§ WHAT TO WORK ON
State how many lines of the listing below include the word "this". Give only the number.

:::::

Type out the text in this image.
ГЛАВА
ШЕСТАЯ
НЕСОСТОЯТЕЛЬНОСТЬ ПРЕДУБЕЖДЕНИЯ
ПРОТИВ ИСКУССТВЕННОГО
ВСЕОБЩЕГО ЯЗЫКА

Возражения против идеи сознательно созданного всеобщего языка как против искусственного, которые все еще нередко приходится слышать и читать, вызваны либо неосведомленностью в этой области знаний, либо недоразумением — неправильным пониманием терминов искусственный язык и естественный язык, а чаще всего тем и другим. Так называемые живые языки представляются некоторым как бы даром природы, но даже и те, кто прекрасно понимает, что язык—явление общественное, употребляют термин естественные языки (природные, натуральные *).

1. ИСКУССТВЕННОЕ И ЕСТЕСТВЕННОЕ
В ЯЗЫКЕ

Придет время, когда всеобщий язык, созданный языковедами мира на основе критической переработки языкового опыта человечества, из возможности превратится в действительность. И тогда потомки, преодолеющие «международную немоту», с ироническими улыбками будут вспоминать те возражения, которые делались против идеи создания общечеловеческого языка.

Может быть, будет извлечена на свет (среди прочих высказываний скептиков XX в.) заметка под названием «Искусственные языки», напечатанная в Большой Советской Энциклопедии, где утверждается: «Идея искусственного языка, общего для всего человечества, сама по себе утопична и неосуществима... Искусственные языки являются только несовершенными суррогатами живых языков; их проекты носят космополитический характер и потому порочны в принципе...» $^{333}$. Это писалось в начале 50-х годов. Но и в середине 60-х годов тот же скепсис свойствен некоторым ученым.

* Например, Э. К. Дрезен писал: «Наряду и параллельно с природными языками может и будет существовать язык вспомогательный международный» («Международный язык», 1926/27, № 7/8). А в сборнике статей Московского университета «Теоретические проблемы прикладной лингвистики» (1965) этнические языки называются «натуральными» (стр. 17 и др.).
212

:::::

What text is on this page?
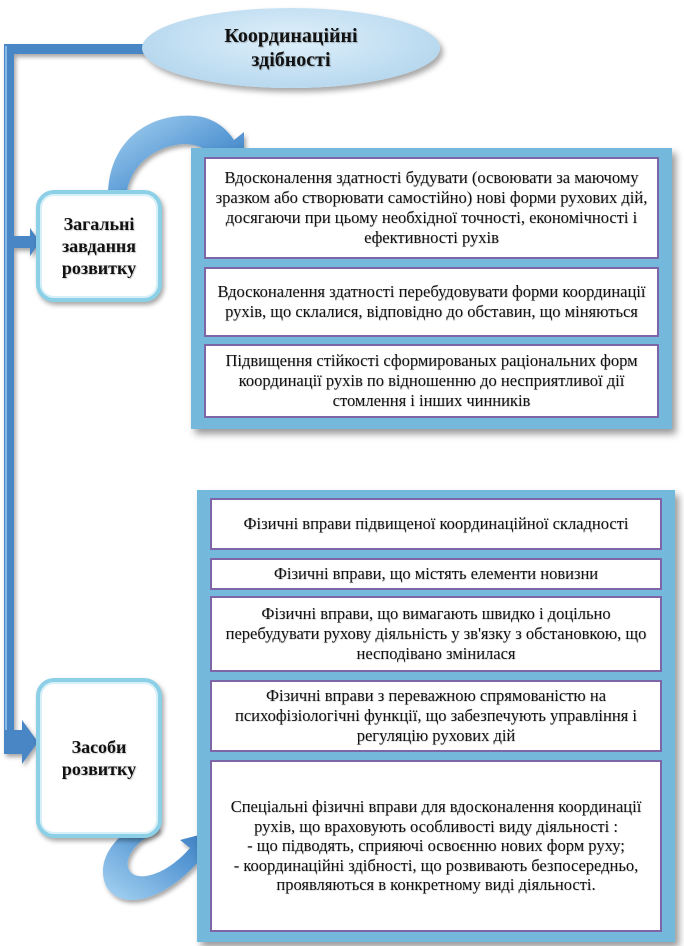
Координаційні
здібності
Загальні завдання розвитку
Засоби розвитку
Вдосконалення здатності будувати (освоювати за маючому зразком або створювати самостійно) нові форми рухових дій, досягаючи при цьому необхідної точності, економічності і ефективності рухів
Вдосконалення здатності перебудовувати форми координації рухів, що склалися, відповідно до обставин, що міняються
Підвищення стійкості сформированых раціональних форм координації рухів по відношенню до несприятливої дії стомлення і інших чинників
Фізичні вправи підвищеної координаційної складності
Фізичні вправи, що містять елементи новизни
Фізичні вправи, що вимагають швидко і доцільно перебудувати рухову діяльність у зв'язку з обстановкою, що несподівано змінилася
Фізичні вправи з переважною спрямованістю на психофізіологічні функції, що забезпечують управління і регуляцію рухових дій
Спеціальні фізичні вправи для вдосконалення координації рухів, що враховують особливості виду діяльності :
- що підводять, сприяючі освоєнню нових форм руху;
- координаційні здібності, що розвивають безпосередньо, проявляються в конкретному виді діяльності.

:::::

§ EXERCISE OUTPUT
2